• YOUR INSTRUCTIONS:
Write out the material below again, unchanged.

********

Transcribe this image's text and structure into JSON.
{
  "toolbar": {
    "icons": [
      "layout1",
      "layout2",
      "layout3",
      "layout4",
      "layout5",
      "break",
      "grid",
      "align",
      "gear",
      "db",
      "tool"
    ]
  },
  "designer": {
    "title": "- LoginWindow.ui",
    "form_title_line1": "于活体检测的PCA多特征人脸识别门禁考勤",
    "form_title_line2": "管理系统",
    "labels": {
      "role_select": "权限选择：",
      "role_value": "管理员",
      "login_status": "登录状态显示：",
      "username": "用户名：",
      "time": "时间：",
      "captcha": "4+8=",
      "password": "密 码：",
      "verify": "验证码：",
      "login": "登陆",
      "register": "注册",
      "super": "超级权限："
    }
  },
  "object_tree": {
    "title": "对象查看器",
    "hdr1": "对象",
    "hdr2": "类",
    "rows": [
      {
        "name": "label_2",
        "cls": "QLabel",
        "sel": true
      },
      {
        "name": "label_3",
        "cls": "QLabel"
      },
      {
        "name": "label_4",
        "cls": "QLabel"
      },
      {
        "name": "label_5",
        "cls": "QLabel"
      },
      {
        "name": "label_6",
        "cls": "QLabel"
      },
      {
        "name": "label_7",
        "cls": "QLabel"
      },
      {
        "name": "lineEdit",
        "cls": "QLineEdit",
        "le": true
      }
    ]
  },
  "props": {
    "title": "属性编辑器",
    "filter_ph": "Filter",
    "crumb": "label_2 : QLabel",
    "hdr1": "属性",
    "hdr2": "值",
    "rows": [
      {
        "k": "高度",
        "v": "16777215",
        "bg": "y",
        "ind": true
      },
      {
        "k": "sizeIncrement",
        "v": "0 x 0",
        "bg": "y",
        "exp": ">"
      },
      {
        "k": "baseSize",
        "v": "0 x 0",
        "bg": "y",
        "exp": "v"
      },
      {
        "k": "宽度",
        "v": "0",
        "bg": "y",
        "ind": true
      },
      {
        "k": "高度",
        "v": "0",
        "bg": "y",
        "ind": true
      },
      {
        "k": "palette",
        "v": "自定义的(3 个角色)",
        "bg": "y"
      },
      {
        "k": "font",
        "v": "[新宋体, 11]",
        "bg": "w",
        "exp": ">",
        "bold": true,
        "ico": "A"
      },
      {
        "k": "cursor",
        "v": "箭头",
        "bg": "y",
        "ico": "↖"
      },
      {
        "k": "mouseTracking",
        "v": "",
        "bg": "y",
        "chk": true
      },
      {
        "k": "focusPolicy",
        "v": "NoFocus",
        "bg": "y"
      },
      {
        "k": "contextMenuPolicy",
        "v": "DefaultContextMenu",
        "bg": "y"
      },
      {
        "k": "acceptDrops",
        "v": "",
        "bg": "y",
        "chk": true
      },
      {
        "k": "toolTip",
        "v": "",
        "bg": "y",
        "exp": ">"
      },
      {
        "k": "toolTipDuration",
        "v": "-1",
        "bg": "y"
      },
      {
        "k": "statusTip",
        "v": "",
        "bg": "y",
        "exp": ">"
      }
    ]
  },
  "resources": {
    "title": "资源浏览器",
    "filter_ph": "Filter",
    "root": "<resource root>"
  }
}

********

• CORRECT ANSWER:
Transcribe this image's text and structure into JSON.
{
  "toolbar": {
    "icons": [
      "layout1",
      "layout2",
      "layout3",
      "layout4",
      "layout5",
      "break",
      "grid",
      "align",
      "gear",
      "db",
      "tool"
    ]
  },
  "designer": {
    "title": "- LoginWindow.ui",
    "form_title_line1": "于活体检测的PCA多特征人脸识别门禁考勤",
    "form_title_line2": "管理系统",
    "labels": {
      "role_select": "权限选择：",
      "role_value": "管理员",
      "login_status": "登录状态显示：",
      "username": "用户名：",
      "time": "时间：",
      "captcha": "4+8=",
      "password": "密 码：",
      "verify": "验证码：",
      "login": "登陆",
      "register": "注册",
      "super": "超级权限："
    }
  },
  "object_tree": {
    "title": "对象查看器",
    "hdr1": "对象",
    "hdr2": "类",
    "rows": [
      {
        "name": "label_2",
        "cls": "QLabel",
        "sel": true
      },
      {
        "name": "label_3",
        "cls": "QLabel"
      },
      {
        "name": "label_4",
        "cls": "QLabel"
      },
      {
        "name": "label_5",
        "cls": "QLabel"
      },
      {
        "name": "label_6",
        "cls": "QLabel"
      },
      {
        "name": "label_7",
        "cls": "QLabel"
      },
      {
        "name": "lineEdit",
        "cls": "QLineEdit",
        "le": true
      }
    ]
  },
  "props": {
    "title": "属性编辑器",
    "filter_ph": "Filter",
    "crumb": "label_2 : QLabel",
    "hdr1": "属性",
    "hdr2": "值",
    "rows": [
      {
        "k": "高度",
        "v": "16777215",
        "bg": "y",
        "ind": true
      },
      {
        "k": "sizeIncrement",
        "v": "0 x 0",
        "bg": "y",
        "exp": ">"
      },
      {
        "k": "baseSize",
        "v": "0 x 0",
        "bg": "y",
        "exp": "v"
      },
      {
        "k": "宽度",
        "v": "0",
        "bg": "y",
        "ind": true
      },
      {
        "k": "高度",
        "v": "0",
        "bg": "y",
        "ind": true
      },
      {
        "k": "palette",
        "v": "自定义的(3 个角色)",
        "bg": "y"
      },
      {
        "k": "font",
        "v": "[新宋体, 11]",
        "bg": "w",
        "exp": ">",
        "bold": true,
        "ico": "A"
      },
      {
        "k": "cursor",
        "v": "箭头",
        "bg": "y",
        "ico": "↖"
      },
      {
        "k": "mouseTracking",
        "v": "",
        "bg": "y",
        "chk": true
      },
      {
        "k": "focusPolicy",
        "v": "NoFocus",
        "bg": "y"
      },
      {
        "k": "contextMenuPolicy",
        "v": "DefaultContextMenu",
        "bg": "y"
      },
      {
        "k": "acceptDrops",
        "v": "",
        "bg": "y",
        "chk": true
      },
      {
        "k": "toolTip",
        "v": "",
        "bg": "y",
        "exp": ">"
      },
      {
        "k": "toolTipDuration",
        "v": "-1",
        "bg": "y"
      },
      {
        "k": "statusTip",
        "v": "",
        "bg": "y",
        "exp": ">"
      }
    ]
  },
  "resources": {
    "title": "资源浏览器",
    "filter_ph": "Filter",
    "root": "<resource root>"
  }
}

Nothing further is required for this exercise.